[Extracted records]
[START]
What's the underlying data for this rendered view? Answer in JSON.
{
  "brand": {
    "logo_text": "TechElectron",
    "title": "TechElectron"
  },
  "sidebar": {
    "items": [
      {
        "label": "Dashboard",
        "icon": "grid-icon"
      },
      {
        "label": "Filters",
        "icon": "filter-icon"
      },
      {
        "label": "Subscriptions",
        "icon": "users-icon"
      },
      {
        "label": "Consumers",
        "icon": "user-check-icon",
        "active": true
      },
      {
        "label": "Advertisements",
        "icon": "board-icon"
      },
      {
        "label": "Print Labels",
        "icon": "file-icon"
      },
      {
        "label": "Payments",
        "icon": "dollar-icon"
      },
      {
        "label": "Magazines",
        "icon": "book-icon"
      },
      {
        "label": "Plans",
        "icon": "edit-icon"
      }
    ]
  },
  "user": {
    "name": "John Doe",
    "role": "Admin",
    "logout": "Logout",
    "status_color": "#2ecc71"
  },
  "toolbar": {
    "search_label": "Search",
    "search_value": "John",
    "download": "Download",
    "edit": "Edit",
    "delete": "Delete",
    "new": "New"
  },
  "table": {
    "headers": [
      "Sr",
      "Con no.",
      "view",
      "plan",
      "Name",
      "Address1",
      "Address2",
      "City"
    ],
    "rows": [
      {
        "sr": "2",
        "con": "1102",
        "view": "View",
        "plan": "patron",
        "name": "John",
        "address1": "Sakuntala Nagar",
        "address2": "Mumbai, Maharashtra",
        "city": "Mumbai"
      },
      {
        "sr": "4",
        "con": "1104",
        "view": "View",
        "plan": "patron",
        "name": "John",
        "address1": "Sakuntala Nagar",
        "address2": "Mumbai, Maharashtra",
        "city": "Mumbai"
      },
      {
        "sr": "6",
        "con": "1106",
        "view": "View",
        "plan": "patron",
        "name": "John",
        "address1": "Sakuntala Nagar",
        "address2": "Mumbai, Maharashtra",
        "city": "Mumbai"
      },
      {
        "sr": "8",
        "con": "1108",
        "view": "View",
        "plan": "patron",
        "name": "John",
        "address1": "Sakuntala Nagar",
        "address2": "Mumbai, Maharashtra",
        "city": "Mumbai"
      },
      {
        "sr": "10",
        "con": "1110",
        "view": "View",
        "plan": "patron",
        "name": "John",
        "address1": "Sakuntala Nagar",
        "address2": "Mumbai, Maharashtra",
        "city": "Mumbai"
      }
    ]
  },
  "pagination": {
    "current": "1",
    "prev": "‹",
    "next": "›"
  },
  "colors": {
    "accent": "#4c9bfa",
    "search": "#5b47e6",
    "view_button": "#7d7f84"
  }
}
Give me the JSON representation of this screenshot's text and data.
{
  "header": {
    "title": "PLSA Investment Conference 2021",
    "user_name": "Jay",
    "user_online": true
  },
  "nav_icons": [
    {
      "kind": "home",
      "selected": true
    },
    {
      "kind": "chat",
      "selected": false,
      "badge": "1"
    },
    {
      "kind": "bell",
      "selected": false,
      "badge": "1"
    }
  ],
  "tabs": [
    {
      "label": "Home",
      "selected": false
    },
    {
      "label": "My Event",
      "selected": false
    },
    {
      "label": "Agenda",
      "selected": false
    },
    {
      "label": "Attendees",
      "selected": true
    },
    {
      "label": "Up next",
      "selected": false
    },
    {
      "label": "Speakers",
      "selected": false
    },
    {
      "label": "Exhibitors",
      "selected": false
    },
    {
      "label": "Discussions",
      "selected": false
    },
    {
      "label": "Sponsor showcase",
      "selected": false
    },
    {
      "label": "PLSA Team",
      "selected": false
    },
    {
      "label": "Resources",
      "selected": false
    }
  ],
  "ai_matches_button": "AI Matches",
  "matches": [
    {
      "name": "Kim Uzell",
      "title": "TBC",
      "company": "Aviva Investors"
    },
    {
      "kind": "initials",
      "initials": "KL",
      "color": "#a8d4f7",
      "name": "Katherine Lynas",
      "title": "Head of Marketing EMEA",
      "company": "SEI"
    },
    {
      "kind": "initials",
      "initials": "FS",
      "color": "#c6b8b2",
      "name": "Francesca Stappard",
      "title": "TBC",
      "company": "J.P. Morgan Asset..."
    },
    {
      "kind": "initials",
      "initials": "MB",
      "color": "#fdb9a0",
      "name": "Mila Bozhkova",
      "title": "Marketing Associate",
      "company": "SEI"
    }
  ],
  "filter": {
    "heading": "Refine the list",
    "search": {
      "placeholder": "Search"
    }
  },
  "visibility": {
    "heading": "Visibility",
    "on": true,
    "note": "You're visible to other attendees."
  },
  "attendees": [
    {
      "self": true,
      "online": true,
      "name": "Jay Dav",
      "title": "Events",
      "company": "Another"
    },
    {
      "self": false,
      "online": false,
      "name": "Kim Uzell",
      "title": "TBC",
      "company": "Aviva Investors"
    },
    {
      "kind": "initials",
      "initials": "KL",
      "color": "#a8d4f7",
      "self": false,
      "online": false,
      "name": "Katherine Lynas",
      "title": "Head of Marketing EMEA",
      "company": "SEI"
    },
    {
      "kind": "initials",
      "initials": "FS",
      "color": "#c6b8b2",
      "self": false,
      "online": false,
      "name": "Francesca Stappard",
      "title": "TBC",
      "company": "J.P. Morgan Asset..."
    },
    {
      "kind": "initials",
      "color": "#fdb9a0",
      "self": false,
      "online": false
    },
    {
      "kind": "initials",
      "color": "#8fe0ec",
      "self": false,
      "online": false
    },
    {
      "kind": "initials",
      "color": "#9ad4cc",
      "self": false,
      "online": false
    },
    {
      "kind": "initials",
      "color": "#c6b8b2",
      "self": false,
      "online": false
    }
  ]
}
[END]
§ **Problem**:
Write out the whole listing again, exactly as it stands.

§ **Result for this exercise**:
What's the underlying data for this rendered view? Answer in JSON.
{
  "brand": {
    "logo_text": "TechElectron",
    "title": "TechElectron"
  },
  "sidebar": {
    "items": [
      {
        "label": "Dashboard",
        "icon": "grid-icon"
      },
      {
        "label": "Filters",
        "icon": "filter-icon"
      },
      {
        "label": "Subscriptions",
        "icon": "users-icon"
      },
      {
        "label": "Consumers",
        "icon": "user-check-icon",
        "active": true
      },
      {
        "label": "Advertisements",
        "icon": "board-icon"
      },
      {
        "label": "Print Labels",
        "icon": "file-icon"
      },
      {
        "label": "Payments",
        "icon": "dollar-icon"
      },
      {
        "label": "Magazines",
        "icon": "book-icon"
      },
      {
        "label": "Plans",
        "icon": "edit-icon"
      }
    ]
  },
  "user": {
    "name": "John Doe",
    "role": "Admin",
    "logout": "Logout",
    "status_color": "#2ecc71"
  },
  "toolbar": {
    "search_label": "Search",
    "search_value": "John",
    "download": "Download",
    "edit": "Edit",
    "delete": "Delete",
    "new": "New"
  },
  "table": {
    "headers": [
      "Sr",
      "Con no.",
      "view",
      "plan",
      "Name",
      "Address1",
      "Address2",
      "City"
    ],
    "rows": [
      {
        "sr": "2",
        "con": "1102",
        "view": "View",
        "plan": "patron",
        "name": "John",
        "address1": "Sakuntala Nagar",
        "address2": "Mumbai, Maharashtra",
        "city": "Mumbai"
      },
      {
        "sr": "4",
        "con": "1104",
        "view": "View",
        "plan": "patron",
        "name": "John",
        "address1": "Sakuntala Nagar",
        "address2": "Mumbai, Maharashtra",
        "city": "Mumbai"
      },
      {
        "sr": "6",
        "con": "1106",
        "view": "View",
        "plan": "patron",
        "name": "John",
        "address1": "Sakuntala Nagar",
        "address2": "Mumbai, Maharashtra",
        "city": "Mumbai"
      },
      {
        "sr": "8",
        "con": "1108",
        "view": "View",
        "plan": "patron",
        "name": "John",
        "address1": "Sakuntala Nagar",
        "address2": "Mumbai, Maharashtra",
        "city": "Mumbai"
      },
      {
        "sr": "10",
        "con": "1110",
        "view": "View",
        "plan": "patron",
        "name": "John",
        "address1": "Sakuntala Nagar",
        "address2": "Mumbai, Maharashtra",
        "city": "Mumbai"
      }
    ]
  },
  "pagination": {
    "current": "1",
    "prev": "‹",
    "next": "›"
  },
  "colors": {
    "accent": "#4c9bfa",
    "search": "#5b47e6",
    "view_button": "#7d7f84"
  }
}
Give me the JSON representation of this screenshot's text and data.
{
  "header": {
    "title": "PLSA Investment Conference 2021",
    "user_name": "Jay",
    "user_online": true
  },
  "nav_icons": [
    {
      "kind": "home",
      "selected": true
    },
    {
      "kind": "chat",
      "selected": false,
      "badge": "1"
    },
    {
      "kind": "bell",
      "selected": false,
      "badge": "1"
    }
  ],
  "tabs": [
    {
      "label": "Home",
      "selected": false
    },
    {
      "label": "My Event",
      "selected": false
    },
    {
      "label": "Agenda",
      "selected": false
    },
    {
      "label": "Attendees",
      "selected": true
    },
    {
      "label": "Up next",
      "selected": false
    },
    {
      "label": "Speakers",
      "selected": false
    },
    {
      "label": "Exhibitors",
      "selected": false
    },
    {
      "label": "Discussions",
      "selected": false
    },
    {
      "label": "Sponsor showcase",
      "selected": false
    },
    {
      "label": "PLSA Team",
      "selected": false
    },
    {
      "label": "Resources",
      "selected": false
    }
  ],
  "ai_matches_button": "AI Matches",
  "matches": [
    {
      "name": "Kim Uzell",
      "title": "TBC",
      "company": "Aviva Investors"
    },
    {
      "kind": "initials",
      "initials": "KL",
      "color": "#a8d4f7",
      "name": "Katherine Lynas",
      "title": "Head of Marketing EMEA",
      "company": "SEI"
    },
    {
      "kind": "initials",
      "initials": "FS",
      "color": "#c6b8b2",
      "name": "Francesca Stappard",
      "title": "TBC",
      "company": "J.P. Morgan Asset..."
    },
    {
      "kind": "initials",
      "initials": "MB",
      "color": "#fdb9a0",
      "name": "Mila Bozhkova",
      "title": "Marketing Associate",
      "company": "SEI"
    }
  ],
  "filter": {
    "heading": "Refine the list",
    "search": {
      "placeholder": "Search"
    }
  },
  "visibility": {
    "heading": "Visibility",
    "on": true,
    "note": "You're visible to other attendees."
  },
  "attendees": [
    {
      "self": true,
      "online": true,
      "name": "Jay Dav",
      "title": "Events",
      "company": "Another"
    },
    {
      "self": false,
      "online": false,
      "name": "Kim Uzell",
      "title": "TBC",
      "company": "Aviva Investors"
    },
    {
      "kind": "initials",
      "initials": "KL",
      "color": "#a8d4f7",
      "self": false,
      "online": false,
      "name": "Katherine Lynas",
      "title": "Head of Marketing EMEA",
      "company": "SEI"
    },
    {
      "kind": "initials",
      "initials": "FS",
      "color": "#c6b8b2",
      "self": false,
      "online": false,
      "name": "Francesca Stappard",
      "title": "TBC",
      "company": "J.P. Morgan Asset..."
    },
    {
      "kind": "initials",
      "color": "#fdb9a0",
      "self": false,
      "online": false
    },
    {
      "kind": "initials",
      "color": "#8fe0ec",
      "self": false,
      "online": false
    },
    {
      "kind": "initials",
      "color": "#9ad4cc",
      "self": false,
      "online": false
    },
    {
      "kind": "initials",
      "color": "#c6b8b2",
      "self": false,
      "online": false
    }
  ]
}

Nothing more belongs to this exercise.